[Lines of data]
[Begin]
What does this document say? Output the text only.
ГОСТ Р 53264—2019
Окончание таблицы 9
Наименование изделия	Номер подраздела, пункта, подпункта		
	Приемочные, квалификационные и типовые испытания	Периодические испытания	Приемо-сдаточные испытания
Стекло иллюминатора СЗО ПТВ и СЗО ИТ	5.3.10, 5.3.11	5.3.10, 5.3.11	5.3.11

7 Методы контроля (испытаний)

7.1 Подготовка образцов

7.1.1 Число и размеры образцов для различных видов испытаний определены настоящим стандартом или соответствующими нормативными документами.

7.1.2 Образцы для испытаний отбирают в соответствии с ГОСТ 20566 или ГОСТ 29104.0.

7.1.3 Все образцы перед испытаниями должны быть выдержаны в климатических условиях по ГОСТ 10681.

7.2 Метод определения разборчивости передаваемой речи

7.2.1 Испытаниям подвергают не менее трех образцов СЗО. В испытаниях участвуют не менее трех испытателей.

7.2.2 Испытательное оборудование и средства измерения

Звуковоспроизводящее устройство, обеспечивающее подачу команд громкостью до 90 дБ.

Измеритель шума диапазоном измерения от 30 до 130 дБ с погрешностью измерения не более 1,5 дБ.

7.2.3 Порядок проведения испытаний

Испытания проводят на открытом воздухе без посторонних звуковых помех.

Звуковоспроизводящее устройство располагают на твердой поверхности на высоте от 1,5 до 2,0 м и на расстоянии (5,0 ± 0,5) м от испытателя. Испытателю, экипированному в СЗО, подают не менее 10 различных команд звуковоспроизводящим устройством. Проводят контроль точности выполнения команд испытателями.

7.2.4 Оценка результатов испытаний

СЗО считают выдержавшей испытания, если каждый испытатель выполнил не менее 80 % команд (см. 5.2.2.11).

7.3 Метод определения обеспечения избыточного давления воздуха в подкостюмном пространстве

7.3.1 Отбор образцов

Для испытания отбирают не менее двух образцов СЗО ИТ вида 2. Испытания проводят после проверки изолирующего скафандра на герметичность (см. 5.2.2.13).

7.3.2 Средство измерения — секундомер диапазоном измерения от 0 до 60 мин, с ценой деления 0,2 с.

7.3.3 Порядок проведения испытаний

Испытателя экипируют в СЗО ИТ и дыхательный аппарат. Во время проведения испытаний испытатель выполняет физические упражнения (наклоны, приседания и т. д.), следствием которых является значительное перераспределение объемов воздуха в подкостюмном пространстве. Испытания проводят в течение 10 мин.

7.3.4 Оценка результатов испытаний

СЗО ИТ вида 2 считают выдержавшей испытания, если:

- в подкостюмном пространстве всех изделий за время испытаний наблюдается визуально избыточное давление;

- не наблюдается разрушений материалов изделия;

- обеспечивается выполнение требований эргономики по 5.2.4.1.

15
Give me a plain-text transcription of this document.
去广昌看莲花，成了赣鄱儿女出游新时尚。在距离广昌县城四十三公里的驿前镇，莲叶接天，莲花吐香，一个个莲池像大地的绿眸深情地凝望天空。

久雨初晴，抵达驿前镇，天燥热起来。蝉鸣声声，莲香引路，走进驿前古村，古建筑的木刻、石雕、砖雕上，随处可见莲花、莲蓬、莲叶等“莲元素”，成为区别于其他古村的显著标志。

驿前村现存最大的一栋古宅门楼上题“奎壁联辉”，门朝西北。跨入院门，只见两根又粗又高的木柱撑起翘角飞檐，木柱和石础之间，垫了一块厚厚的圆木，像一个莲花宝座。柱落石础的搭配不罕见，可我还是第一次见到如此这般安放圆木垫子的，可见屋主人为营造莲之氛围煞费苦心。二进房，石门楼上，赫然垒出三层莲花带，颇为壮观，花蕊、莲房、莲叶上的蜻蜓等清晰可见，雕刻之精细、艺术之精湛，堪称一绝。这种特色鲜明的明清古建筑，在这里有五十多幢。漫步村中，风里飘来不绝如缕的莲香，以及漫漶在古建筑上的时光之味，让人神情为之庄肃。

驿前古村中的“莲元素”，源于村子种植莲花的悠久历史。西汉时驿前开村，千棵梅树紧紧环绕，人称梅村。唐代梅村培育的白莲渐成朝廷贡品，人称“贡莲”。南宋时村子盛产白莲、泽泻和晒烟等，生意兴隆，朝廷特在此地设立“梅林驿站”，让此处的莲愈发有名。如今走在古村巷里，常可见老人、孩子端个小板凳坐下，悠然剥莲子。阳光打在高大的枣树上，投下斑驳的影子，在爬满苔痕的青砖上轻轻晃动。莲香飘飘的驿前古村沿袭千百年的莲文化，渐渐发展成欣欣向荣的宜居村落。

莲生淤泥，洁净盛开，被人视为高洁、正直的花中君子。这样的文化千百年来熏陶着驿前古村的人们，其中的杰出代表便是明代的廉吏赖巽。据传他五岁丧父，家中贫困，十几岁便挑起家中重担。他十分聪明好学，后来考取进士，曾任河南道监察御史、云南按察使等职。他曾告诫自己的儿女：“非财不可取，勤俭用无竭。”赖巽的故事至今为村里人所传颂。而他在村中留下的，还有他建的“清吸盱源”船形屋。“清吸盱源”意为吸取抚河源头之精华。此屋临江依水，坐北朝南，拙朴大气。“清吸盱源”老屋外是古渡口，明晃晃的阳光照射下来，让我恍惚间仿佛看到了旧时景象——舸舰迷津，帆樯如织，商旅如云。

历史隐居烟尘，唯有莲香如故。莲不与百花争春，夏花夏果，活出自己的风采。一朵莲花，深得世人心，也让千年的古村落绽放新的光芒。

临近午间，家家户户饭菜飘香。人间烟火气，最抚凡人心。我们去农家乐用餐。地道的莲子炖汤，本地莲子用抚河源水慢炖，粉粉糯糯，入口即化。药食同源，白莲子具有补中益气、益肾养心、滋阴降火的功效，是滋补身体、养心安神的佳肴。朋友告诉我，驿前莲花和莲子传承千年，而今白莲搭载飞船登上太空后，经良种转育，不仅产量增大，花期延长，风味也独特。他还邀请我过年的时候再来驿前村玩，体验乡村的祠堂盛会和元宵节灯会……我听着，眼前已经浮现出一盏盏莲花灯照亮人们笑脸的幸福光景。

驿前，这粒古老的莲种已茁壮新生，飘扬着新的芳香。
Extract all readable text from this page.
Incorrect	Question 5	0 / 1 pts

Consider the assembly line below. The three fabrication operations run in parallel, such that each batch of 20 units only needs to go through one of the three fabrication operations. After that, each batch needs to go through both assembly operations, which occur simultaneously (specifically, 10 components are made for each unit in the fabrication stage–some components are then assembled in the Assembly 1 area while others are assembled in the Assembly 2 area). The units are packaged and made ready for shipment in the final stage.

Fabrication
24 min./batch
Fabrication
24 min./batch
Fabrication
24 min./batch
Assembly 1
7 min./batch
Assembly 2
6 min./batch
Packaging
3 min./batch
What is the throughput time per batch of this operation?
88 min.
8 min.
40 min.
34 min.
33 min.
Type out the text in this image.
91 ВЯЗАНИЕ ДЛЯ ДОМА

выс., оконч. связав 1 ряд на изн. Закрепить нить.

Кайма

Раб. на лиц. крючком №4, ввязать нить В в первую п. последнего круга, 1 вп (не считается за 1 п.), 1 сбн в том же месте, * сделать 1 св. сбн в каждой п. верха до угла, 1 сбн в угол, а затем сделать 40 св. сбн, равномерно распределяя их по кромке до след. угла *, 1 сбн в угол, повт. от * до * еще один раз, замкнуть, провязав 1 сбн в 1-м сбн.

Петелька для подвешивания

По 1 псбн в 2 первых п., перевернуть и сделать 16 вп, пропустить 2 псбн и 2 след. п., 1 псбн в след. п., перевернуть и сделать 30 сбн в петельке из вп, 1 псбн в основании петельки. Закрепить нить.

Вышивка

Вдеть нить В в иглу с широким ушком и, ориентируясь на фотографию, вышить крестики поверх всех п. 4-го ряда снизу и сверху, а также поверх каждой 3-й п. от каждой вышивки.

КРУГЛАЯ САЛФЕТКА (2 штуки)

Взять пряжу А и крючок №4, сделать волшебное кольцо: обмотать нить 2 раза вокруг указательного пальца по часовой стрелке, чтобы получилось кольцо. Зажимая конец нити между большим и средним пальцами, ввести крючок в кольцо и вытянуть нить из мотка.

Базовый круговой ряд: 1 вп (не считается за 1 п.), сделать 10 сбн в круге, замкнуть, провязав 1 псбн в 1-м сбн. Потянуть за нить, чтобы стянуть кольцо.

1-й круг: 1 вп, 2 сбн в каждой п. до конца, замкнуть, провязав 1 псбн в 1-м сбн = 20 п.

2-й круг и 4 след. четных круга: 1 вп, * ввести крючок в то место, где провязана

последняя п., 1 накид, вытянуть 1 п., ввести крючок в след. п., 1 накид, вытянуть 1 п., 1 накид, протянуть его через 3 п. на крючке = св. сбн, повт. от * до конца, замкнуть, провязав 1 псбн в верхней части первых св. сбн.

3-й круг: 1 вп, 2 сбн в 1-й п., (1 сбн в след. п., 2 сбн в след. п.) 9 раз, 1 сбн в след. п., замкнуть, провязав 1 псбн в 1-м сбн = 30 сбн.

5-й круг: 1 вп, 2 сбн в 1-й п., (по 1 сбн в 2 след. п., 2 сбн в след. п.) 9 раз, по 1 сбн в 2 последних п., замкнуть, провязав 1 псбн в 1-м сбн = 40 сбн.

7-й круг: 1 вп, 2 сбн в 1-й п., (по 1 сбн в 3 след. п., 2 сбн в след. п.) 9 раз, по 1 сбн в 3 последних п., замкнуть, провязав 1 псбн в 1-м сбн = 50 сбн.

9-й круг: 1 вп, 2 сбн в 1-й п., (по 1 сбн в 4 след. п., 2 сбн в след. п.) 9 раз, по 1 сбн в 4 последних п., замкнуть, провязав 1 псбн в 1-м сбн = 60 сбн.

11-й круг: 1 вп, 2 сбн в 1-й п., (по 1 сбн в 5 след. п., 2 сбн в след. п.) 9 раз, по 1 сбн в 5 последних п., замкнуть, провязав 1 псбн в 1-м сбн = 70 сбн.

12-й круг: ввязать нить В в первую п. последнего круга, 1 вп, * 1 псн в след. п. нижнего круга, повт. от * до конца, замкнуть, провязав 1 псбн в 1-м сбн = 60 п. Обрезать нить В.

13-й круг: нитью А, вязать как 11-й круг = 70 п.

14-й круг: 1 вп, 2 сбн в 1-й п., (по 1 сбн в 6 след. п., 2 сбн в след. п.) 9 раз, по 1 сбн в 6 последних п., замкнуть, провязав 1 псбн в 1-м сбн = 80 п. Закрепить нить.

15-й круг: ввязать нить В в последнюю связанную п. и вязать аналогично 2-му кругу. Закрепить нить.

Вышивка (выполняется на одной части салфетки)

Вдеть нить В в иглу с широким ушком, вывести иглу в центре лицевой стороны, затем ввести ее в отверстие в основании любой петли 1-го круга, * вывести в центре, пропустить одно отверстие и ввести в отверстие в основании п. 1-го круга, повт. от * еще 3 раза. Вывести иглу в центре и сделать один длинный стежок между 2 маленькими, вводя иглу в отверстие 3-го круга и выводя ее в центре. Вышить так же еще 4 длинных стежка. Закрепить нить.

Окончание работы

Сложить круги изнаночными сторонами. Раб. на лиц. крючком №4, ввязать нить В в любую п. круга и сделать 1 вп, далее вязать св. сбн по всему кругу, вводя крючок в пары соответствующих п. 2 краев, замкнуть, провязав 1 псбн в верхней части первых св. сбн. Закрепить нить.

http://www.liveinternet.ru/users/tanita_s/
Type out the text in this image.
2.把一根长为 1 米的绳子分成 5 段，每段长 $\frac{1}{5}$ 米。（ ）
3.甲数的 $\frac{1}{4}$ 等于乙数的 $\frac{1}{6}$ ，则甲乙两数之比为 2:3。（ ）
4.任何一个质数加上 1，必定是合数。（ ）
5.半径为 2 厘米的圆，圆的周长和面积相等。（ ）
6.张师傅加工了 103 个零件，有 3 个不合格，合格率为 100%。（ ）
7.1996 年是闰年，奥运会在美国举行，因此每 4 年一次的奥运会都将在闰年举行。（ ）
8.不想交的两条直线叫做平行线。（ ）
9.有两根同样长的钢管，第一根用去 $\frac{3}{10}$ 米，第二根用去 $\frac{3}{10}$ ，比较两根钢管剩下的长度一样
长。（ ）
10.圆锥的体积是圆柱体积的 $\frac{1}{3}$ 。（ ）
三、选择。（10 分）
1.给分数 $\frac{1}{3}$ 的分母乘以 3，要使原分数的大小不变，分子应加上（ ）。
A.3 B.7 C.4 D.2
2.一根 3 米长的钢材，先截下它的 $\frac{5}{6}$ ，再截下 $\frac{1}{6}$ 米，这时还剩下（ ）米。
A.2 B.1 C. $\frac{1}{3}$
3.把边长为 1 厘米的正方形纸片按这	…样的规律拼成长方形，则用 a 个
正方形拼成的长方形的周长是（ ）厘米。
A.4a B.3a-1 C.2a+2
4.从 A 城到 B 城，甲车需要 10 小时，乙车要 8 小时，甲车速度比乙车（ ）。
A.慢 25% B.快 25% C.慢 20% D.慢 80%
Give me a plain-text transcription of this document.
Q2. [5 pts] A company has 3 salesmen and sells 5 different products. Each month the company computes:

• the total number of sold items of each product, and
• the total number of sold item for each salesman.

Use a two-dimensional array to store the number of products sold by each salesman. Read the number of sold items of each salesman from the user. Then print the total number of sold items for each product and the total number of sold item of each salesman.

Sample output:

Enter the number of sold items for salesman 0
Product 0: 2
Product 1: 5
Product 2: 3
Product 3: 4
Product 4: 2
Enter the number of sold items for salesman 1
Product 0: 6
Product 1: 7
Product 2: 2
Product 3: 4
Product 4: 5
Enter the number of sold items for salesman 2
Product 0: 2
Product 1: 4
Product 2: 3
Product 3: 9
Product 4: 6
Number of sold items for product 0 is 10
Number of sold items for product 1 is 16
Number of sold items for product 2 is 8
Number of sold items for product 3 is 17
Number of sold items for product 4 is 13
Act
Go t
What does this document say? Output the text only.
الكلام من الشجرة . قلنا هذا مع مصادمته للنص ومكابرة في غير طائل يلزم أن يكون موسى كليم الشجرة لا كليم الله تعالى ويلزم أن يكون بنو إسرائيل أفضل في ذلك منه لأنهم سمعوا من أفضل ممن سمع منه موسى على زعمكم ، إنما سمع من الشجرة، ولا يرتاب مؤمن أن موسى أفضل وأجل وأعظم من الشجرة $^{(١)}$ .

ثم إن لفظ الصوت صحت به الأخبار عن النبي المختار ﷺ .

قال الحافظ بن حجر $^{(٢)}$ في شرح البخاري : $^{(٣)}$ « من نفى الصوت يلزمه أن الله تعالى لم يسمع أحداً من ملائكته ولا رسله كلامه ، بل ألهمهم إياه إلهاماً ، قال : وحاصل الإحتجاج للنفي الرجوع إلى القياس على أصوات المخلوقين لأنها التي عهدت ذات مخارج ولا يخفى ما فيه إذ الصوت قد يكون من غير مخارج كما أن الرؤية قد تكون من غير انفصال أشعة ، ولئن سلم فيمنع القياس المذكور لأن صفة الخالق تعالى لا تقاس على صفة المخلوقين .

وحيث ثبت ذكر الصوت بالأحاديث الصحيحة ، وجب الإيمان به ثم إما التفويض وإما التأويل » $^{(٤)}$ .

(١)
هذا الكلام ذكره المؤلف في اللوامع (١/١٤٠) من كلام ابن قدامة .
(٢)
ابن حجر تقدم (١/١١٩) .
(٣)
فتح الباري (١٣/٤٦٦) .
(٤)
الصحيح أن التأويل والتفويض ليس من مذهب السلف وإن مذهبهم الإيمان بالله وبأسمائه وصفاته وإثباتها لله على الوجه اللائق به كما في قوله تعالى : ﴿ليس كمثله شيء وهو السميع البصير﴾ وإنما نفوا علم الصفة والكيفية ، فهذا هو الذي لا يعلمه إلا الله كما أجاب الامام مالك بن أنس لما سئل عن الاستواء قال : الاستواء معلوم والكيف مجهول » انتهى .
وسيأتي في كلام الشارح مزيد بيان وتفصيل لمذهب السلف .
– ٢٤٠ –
[End]
Direction =
Using the records above, find and show each line with the string "Оценка".

Written solution =
7.2.4 Оценка результатов испытаний
7.3.4 Оценка результатов испытаний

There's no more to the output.